◆ **Exercise requirements**
Reproduce each line from the records that holds "Wavelength".
● ● ● ● ● ● ●
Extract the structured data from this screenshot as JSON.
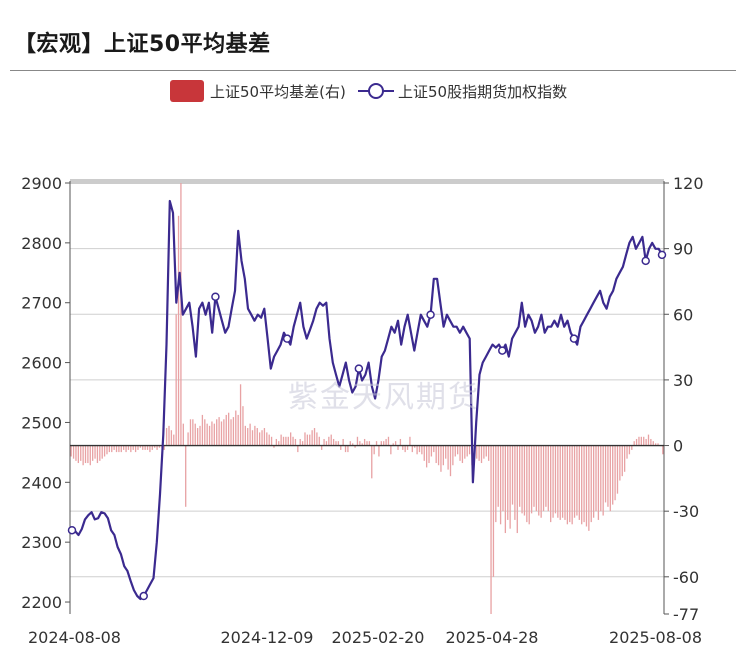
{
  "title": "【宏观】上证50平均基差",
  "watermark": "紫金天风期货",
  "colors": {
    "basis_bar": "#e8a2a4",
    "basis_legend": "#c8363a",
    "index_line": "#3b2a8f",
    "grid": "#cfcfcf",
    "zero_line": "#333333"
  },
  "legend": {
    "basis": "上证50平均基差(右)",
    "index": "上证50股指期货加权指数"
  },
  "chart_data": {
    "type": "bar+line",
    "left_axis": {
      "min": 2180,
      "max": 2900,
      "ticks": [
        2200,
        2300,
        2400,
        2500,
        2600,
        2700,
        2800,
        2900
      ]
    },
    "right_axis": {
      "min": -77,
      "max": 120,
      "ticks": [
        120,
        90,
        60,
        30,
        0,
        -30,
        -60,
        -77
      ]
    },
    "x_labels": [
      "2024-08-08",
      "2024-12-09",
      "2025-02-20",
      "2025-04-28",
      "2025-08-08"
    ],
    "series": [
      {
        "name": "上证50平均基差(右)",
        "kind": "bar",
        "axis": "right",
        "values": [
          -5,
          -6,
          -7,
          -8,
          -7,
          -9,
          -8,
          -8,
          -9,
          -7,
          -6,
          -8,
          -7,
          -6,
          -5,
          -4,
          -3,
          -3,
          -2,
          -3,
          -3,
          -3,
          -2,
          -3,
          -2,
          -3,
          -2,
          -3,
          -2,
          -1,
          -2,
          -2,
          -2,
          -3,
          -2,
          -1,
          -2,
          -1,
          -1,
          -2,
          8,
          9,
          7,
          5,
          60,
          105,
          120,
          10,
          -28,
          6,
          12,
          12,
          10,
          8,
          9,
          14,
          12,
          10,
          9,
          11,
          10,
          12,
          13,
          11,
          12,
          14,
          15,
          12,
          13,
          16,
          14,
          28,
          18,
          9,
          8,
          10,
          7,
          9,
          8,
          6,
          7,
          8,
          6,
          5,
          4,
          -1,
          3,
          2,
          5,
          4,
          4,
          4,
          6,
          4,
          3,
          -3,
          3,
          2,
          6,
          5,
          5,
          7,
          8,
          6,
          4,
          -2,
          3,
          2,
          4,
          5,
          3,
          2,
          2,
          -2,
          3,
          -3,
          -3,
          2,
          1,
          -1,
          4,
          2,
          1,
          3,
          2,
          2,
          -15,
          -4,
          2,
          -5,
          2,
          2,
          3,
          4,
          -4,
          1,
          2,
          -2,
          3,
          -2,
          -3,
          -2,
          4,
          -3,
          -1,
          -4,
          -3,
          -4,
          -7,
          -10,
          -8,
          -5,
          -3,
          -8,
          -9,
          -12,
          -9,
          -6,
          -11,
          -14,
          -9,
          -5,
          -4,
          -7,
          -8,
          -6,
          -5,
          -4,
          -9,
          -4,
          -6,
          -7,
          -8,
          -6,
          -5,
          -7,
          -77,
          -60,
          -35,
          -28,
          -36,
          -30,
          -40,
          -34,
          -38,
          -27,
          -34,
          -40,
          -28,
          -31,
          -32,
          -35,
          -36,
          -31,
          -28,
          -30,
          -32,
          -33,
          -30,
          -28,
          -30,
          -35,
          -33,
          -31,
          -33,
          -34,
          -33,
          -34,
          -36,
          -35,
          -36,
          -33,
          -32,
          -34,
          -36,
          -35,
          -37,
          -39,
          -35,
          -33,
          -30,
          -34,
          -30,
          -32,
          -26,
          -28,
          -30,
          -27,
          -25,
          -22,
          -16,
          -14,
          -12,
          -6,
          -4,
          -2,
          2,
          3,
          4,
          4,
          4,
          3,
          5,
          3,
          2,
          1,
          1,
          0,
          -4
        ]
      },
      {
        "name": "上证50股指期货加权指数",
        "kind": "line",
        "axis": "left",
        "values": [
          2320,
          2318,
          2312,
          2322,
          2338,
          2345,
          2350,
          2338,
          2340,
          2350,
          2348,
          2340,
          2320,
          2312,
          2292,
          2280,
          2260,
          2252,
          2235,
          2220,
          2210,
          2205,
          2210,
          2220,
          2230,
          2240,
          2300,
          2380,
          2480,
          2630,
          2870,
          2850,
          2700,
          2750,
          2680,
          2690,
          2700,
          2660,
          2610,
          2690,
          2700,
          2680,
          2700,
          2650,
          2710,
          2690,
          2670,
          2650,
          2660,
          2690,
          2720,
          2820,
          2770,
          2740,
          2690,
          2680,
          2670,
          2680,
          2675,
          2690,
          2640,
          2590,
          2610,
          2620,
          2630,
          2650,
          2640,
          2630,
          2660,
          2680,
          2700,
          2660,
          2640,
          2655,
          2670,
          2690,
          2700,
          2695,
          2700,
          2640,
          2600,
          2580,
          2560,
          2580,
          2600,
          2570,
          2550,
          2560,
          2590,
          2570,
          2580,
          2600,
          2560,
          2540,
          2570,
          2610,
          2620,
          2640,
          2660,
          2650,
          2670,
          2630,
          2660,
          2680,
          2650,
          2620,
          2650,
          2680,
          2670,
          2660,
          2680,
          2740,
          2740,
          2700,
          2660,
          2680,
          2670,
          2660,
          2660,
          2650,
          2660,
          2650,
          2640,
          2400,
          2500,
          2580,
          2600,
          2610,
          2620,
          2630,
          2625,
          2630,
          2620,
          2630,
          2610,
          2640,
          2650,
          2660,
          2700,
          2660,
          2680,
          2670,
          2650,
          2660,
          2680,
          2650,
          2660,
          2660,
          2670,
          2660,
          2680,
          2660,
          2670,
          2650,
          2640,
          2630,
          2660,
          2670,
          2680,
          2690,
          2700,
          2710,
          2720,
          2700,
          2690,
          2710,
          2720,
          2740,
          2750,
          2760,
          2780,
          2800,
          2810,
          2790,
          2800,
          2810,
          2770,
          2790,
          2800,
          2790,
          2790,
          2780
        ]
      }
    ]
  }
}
● ● ● ● ● ● ●
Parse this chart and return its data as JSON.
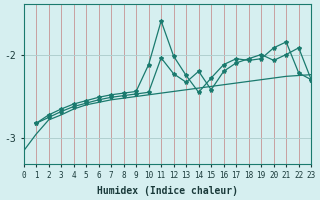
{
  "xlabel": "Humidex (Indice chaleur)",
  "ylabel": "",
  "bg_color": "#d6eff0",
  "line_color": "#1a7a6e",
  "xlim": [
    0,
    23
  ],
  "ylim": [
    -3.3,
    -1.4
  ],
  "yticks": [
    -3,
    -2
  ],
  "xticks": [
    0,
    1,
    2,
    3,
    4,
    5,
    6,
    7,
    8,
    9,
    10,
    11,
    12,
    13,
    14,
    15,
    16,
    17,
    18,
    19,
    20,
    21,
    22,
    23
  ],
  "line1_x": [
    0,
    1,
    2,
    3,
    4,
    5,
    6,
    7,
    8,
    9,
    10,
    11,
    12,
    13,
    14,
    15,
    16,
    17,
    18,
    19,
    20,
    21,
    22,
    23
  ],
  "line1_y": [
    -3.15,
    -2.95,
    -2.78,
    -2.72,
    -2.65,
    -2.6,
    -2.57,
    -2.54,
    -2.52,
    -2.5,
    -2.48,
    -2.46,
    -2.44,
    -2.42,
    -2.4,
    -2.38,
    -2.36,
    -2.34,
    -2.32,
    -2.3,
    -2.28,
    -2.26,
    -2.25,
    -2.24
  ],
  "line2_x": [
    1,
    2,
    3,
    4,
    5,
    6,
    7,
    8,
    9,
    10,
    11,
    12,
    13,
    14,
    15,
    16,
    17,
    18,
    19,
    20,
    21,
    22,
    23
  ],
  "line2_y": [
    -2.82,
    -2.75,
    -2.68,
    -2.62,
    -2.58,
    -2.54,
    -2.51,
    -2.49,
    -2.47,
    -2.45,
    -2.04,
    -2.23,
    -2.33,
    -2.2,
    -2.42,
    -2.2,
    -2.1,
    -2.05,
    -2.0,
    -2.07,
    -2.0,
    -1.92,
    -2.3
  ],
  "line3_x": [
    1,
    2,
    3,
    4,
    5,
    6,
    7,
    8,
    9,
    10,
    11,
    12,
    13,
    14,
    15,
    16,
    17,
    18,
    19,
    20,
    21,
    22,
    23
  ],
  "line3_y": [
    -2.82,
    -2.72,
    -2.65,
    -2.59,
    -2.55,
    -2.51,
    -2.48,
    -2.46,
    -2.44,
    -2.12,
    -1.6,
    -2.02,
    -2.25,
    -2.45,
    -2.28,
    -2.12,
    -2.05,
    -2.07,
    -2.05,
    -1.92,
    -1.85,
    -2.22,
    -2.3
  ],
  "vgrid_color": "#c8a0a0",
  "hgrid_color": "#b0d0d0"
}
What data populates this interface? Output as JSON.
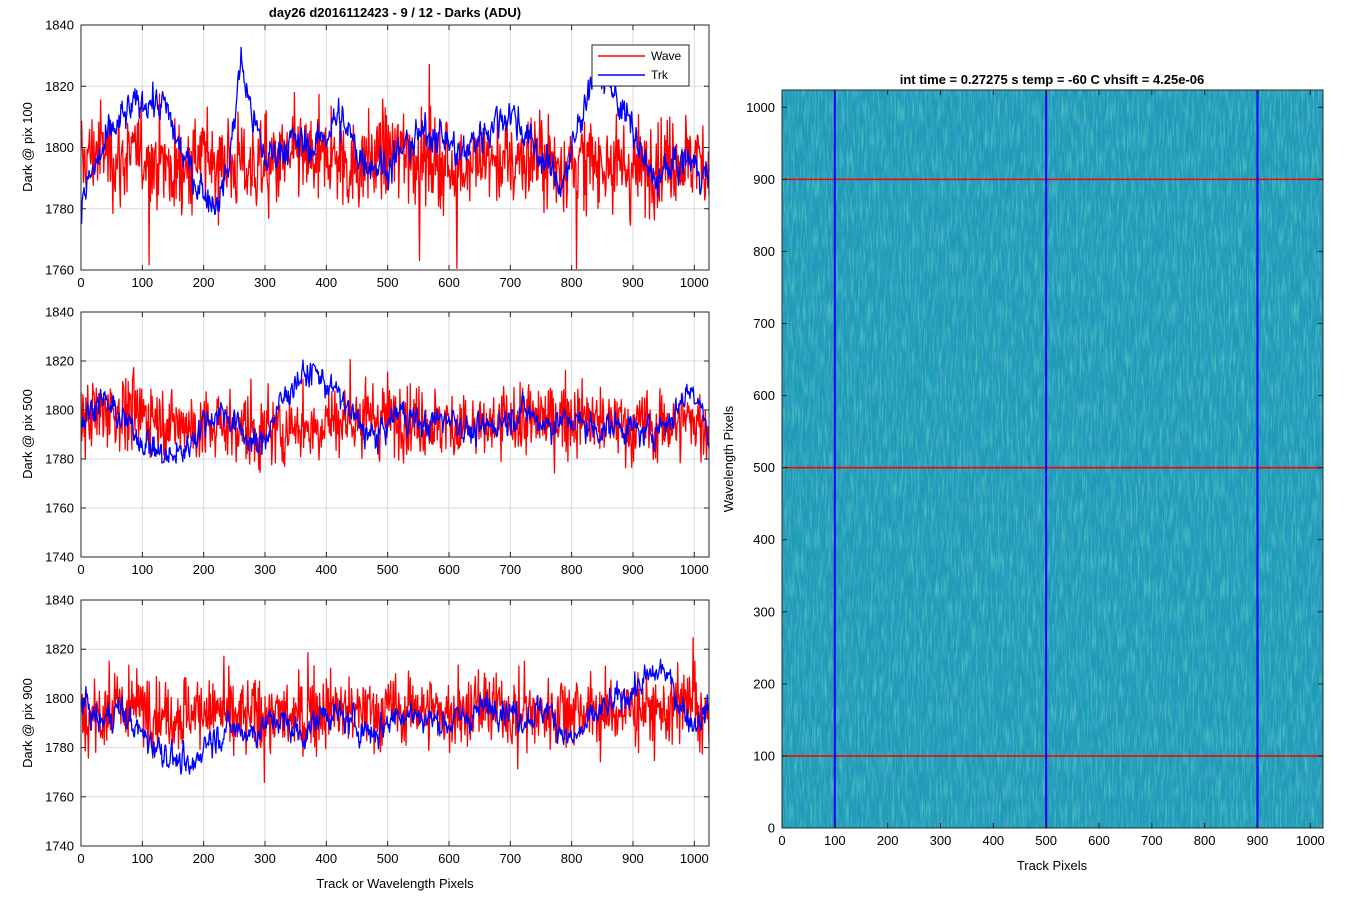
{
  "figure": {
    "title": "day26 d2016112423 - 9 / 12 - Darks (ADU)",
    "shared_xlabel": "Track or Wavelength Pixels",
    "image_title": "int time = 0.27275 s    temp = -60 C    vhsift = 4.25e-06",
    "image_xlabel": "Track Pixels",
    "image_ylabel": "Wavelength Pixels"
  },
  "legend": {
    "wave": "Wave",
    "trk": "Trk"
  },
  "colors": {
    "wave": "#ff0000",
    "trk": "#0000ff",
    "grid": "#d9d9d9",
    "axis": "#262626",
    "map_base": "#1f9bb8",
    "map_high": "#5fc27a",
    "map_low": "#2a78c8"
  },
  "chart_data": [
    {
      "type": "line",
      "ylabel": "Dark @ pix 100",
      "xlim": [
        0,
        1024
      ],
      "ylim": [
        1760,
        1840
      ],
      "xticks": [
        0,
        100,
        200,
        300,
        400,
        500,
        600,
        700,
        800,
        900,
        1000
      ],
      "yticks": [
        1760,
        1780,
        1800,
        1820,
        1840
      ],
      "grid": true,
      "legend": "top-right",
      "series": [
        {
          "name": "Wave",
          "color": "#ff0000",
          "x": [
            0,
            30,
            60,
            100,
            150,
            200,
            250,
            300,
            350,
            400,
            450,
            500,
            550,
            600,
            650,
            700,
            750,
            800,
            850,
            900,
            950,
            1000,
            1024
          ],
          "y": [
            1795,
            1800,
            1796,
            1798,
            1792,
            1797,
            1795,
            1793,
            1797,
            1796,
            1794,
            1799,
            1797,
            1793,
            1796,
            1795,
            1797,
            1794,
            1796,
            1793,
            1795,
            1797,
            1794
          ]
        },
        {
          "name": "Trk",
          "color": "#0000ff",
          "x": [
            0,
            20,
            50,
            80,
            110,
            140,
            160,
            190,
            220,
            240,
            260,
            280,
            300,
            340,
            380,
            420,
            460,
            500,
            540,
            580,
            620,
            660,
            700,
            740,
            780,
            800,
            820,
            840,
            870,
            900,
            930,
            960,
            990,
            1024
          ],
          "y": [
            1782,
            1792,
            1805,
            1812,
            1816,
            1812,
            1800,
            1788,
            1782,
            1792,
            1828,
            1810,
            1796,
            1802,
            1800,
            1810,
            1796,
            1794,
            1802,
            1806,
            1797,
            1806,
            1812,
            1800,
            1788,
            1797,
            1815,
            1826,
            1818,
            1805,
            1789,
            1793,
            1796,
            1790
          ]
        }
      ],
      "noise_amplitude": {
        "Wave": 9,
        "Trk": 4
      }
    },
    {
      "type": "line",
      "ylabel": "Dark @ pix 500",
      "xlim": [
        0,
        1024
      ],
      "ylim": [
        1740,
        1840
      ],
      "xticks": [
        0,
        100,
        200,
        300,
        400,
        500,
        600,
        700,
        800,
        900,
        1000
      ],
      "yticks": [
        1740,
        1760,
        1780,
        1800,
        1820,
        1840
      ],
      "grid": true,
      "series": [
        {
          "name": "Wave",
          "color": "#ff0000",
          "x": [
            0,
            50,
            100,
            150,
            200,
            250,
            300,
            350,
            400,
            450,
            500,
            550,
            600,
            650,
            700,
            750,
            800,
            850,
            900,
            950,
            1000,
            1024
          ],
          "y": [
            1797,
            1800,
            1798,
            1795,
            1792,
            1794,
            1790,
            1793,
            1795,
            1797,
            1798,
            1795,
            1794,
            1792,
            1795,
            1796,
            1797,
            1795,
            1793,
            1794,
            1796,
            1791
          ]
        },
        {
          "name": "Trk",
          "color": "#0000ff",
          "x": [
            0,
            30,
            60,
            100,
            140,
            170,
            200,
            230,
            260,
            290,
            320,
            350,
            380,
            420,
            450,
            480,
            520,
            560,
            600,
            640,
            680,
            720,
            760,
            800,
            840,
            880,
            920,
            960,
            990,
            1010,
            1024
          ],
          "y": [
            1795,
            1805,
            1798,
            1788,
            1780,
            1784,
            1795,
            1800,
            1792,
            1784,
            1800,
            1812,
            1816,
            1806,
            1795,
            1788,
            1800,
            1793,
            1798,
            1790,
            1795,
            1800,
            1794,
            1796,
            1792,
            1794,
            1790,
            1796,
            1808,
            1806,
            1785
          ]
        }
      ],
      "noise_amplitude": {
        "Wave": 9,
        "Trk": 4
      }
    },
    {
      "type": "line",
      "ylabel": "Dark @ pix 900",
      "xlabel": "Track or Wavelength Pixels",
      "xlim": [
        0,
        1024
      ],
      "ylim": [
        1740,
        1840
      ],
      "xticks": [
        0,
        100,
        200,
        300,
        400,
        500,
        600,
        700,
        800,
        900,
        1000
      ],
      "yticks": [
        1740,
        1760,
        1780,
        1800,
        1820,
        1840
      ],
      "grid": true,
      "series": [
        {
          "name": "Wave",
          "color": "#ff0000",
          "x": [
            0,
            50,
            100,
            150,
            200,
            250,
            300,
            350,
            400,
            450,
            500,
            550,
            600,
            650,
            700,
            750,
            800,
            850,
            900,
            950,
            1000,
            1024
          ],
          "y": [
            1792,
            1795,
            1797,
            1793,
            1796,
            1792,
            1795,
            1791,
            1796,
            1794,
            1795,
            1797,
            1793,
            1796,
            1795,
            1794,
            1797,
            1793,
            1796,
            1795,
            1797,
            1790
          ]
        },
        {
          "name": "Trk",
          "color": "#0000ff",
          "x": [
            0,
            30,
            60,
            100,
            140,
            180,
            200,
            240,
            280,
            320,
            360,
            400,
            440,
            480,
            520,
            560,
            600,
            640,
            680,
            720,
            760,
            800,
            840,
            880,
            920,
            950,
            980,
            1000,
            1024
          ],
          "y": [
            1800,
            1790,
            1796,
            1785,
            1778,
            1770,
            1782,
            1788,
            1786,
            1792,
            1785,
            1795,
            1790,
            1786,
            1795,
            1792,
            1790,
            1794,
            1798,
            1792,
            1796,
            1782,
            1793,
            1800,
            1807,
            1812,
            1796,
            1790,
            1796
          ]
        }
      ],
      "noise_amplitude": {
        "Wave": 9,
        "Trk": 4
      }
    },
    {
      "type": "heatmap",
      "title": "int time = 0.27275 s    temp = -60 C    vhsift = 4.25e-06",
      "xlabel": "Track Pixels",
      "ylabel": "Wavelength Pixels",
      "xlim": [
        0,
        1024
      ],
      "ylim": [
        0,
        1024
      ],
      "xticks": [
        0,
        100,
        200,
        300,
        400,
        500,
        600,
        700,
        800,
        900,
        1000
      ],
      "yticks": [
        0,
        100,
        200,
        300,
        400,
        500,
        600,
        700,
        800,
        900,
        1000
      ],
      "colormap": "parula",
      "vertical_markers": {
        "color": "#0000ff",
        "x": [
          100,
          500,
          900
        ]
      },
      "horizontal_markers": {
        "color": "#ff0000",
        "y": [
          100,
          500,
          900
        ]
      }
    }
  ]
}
● ● ● ● ● ● ●
◆ **Answer to this problem**
    "shared_xlabel": "Track or Wavelength Pixels",
    "image_ylabel": "Wavelength Pixels"
      "xlabel": "Track or Wavelength Pixels",
      "ylabel": "Wavelength Pixels",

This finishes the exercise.